» Dataset extract
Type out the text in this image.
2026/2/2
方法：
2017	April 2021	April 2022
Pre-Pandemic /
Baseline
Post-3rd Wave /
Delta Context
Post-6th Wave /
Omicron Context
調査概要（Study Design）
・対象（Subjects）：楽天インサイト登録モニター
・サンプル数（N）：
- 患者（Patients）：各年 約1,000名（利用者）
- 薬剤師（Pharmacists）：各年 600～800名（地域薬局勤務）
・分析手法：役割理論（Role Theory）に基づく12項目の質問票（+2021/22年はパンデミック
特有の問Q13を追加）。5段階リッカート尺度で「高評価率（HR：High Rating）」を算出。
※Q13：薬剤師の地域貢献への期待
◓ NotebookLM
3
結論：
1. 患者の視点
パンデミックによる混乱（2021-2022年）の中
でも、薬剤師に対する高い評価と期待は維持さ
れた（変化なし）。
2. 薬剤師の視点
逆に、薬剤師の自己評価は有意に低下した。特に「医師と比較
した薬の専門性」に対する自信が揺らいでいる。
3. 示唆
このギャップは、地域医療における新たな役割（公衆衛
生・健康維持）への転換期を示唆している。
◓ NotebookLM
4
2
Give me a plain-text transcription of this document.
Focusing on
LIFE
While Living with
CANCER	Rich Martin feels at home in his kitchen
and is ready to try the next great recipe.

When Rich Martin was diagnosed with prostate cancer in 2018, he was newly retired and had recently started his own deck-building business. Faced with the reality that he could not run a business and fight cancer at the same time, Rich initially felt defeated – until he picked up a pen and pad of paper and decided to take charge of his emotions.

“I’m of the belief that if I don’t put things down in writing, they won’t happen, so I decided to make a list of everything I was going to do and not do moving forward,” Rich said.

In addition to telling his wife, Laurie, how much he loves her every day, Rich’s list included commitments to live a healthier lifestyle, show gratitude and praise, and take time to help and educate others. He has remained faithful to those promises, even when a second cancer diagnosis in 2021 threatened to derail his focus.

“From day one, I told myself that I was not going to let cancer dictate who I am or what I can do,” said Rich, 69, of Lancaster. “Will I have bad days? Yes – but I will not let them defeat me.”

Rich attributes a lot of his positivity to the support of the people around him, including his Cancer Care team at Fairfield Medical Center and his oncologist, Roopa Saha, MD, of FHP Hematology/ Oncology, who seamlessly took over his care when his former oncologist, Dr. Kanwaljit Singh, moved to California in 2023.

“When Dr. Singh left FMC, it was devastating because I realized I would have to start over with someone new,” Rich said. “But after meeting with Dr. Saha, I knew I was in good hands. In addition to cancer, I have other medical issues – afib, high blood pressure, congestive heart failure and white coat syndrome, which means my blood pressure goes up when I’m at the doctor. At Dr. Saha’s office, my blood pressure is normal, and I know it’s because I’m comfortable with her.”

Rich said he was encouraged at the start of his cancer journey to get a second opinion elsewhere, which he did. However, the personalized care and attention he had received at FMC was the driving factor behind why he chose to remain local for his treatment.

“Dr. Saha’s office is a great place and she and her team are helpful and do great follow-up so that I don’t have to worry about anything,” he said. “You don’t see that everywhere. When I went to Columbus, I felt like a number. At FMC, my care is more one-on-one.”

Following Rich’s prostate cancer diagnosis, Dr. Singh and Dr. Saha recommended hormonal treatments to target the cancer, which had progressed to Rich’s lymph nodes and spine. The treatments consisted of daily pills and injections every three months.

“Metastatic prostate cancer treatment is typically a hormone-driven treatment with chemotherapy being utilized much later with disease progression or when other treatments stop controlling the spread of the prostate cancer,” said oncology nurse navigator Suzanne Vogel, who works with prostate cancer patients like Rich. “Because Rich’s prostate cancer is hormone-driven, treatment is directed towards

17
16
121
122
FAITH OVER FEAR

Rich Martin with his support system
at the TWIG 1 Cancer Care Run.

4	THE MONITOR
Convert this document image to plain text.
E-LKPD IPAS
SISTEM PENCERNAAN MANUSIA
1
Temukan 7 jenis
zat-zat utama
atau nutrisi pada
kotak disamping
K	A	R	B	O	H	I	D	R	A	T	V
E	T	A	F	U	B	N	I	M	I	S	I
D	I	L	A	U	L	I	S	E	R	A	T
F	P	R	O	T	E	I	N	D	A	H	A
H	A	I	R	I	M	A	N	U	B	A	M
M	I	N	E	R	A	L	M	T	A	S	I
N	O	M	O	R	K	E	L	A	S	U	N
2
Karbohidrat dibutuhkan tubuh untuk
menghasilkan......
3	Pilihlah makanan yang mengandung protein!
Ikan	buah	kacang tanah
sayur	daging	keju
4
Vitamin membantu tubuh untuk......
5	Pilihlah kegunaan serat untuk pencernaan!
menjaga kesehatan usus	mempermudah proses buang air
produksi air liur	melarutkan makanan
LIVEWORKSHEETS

» What you will do
Please copy each line of the records above in which the word "makanan" can be found.

» Solved problem
3	Pilihlah makanan yang mengandung protein!
produksi air liur	melarutkan makanan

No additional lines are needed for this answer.